◆ **WHAT TO DO**
Please find every line below that includes "serine" and report how many there are. Nothing else is needed.
━━━
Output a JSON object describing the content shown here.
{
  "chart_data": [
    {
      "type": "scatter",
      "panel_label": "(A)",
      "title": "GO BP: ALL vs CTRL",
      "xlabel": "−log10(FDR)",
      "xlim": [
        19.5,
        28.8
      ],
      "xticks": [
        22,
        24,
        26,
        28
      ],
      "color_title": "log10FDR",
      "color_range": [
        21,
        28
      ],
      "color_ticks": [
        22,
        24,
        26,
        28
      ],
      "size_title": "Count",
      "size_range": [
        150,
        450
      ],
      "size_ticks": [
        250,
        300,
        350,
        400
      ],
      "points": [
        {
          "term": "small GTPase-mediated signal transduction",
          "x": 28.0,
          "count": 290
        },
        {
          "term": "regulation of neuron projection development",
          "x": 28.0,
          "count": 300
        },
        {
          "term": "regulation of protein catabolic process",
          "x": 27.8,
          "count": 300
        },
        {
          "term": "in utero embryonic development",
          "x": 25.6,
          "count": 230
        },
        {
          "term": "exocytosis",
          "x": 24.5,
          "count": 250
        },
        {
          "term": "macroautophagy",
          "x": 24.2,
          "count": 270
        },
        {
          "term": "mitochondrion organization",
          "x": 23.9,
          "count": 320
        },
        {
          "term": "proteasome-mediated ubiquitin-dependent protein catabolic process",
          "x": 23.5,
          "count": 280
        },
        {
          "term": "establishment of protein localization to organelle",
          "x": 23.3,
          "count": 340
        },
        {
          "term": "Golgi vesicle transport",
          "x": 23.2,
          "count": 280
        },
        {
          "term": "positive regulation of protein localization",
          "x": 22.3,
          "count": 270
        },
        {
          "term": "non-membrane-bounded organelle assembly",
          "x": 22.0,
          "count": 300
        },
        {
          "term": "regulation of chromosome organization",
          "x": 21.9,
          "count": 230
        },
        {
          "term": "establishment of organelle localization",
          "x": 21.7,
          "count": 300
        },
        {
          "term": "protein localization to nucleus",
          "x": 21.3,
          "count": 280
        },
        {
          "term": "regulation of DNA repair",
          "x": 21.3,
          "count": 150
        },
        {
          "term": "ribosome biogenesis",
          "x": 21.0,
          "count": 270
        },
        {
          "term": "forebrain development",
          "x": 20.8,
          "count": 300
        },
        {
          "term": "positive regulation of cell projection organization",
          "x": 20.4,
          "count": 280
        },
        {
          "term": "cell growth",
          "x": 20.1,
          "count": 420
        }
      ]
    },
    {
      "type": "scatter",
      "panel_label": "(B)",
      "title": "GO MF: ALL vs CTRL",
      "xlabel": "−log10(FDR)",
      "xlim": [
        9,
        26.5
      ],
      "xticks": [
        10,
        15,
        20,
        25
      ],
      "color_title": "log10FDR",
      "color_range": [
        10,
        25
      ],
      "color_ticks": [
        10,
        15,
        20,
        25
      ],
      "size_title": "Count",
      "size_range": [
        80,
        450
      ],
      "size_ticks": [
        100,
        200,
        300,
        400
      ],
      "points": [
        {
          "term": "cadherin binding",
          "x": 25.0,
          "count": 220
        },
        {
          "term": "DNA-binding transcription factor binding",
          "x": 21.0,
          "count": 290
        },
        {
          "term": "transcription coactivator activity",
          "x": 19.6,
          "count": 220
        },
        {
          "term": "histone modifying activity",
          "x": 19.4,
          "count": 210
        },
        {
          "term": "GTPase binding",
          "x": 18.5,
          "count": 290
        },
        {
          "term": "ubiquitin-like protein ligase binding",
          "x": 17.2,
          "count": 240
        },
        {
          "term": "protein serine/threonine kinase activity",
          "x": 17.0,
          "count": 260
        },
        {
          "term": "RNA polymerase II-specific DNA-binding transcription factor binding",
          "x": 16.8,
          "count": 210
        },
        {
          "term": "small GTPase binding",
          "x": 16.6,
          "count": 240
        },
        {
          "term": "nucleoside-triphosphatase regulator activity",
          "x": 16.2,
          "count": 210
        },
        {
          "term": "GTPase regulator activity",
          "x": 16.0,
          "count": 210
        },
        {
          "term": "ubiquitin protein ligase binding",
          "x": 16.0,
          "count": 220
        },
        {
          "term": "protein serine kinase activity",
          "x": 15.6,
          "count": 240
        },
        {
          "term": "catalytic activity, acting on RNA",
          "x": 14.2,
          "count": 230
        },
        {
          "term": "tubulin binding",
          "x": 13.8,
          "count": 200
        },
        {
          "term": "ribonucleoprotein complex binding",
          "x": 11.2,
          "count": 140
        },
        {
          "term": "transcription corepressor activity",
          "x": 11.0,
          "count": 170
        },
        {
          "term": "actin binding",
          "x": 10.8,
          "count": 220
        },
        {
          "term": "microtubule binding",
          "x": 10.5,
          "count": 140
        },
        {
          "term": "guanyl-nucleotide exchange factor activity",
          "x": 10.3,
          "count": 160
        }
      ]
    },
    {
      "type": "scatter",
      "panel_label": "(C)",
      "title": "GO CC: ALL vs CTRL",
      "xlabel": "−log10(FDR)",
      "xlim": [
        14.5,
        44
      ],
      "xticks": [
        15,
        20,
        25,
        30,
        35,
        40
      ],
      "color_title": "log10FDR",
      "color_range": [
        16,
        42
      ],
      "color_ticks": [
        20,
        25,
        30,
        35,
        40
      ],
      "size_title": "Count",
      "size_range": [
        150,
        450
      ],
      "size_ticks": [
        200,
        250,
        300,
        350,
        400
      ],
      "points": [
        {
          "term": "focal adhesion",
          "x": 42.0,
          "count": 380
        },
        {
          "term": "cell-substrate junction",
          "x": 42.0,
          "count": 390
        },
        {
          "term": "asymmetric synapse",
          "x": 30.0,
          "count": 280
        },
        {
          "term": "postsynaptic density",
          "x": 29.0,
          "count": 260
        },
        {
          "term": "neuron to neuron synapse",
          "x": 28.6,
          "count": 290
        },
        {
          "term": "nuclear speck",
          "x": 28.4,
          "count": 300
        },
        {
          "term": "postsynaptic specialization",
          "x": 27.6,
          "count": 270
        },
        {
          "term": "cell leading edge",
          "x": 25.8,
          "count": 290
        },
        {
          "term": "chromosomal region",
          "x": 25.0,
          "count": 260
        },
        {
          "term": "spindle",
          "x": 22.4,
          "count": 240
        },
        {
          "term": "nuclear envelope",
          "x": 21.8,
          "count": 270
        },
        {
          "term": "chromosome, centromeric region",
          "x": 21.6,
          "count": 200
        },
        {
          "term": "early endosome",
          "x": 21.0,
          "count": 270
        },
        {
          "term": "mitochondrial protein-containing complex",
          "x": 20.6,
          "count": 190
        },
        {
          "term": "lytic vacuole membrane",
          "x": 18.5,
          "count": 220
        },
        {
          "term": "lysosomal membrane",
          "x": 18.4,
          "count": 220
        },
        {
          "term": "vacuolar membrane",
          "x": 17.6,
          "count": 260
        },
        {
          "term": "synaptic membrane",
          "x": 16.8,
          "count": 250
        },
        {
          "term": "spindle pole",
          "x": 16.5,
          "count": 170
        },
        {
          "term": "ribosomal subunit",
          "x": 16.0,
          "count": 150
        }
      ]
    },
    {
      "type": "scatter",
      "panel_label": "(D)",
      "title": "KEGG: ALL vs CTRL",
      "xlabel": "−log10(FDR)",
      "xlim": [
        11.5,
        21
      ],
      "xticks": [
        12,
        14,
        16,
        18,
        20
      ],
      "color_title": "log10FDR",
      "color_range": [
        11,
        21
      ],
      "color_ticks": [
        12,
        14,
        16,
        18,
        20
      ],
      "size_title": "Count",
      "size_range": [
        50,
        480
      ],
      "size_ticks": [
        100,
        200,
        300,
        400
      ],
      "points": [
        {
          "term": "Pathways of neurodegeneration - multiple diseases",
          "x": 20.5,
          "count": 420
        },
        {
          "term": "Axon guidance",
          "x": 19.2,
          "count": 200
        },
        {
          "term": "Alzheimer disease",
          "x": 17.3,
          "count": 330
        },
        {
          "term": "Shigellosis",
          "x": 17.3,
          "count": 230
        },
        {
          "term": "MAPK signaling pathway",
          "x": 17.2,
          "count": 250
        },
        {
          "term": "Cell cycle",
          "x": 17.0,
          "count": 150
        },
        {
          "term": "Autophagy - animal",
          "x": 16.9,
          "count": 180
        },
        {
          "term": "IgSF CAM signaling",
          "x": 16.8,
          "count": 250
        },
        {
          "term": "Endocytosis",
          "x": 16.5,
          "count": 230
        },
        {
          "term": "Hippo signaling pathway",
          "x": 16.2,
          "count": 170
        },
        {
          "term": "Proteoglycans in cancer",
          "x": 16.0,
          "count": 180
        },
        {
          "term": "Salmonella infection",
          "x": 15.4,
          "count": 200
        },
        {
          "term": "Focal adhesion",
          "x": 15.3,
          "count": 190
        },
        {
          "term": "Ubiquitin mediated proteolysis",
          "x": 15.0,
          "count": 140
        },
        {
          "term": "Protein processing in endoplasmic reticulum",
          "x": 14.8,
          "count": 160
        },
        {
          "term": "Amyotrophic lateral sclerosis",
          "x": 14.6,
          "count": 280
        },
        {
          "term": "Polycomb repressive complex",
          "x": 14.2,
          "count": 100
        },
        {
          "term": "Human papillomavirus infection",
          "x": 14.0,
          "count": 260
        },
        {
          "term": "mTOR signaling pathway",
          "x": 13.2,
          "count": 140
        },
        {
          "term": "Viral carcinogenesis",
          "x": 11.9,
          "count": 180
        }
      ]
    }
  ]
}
━━━
◆ **EXERCISE OUTPUT**
2